TASK BRIEF: Find every line of the listing below where "more" appears, and copy it.
-- Begin TASK DATA --
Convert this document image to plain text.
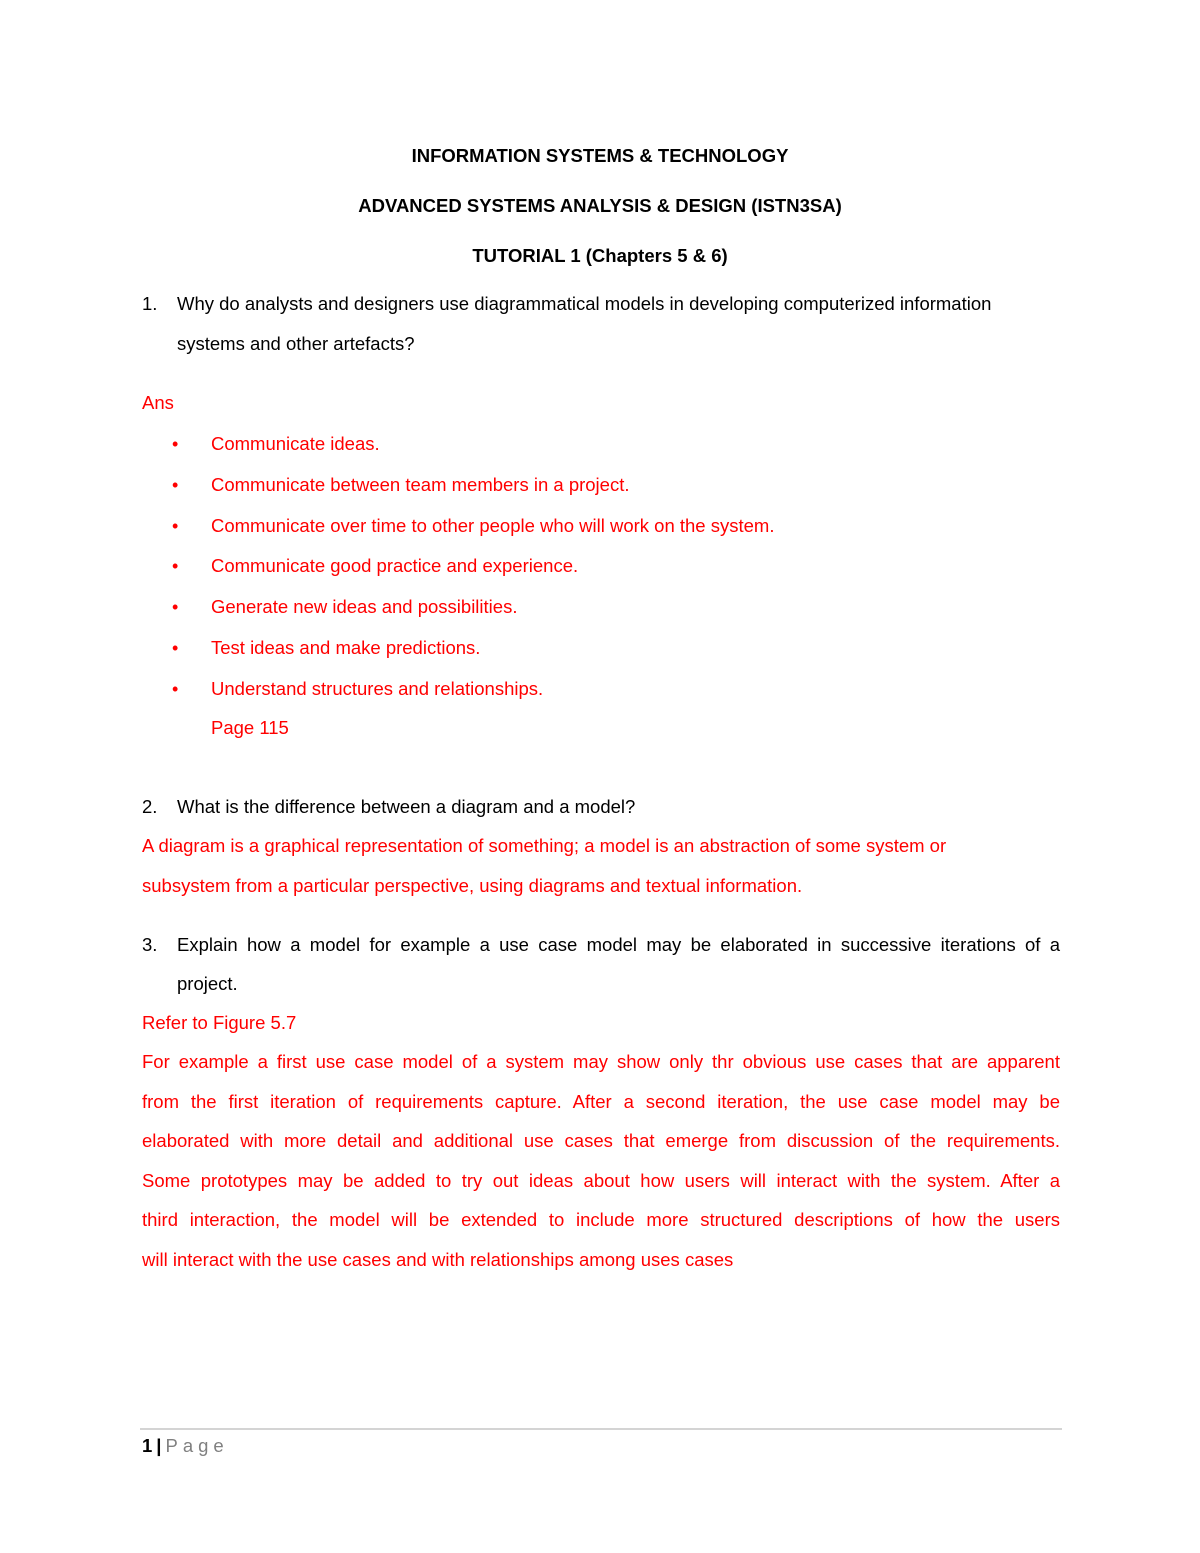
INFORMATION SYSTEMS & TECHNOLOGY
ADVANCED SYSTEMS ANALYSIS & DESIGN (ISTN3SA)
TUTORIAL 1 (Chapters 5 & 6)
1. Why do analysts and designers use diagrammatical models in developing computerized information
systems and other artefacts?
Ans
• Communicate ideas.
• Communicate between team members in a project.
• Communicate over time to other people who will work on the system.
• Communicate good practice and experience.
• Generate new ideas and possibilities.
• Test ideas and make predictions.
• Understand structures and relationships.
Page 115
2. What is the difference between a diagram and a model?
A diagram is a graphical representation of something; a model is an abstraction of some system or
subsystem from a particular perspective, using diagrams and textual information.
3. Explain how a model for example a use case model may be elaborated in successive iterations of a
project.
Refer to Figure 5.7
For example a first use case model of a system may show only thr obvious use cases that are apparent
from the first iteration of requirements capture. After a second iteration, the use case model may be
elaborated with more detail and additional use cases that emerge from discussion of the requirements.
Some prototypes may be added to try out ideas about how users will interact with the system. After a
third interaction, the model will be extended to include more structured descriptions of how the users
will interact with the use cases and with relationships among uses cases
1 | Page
-- End TASK DATA --
WORKED SOLUTION:
elaborated with more detail and additional use cases that emerge from discussion of the requirements.
third interaction, the model will be extended to include more structured descriptions of how the users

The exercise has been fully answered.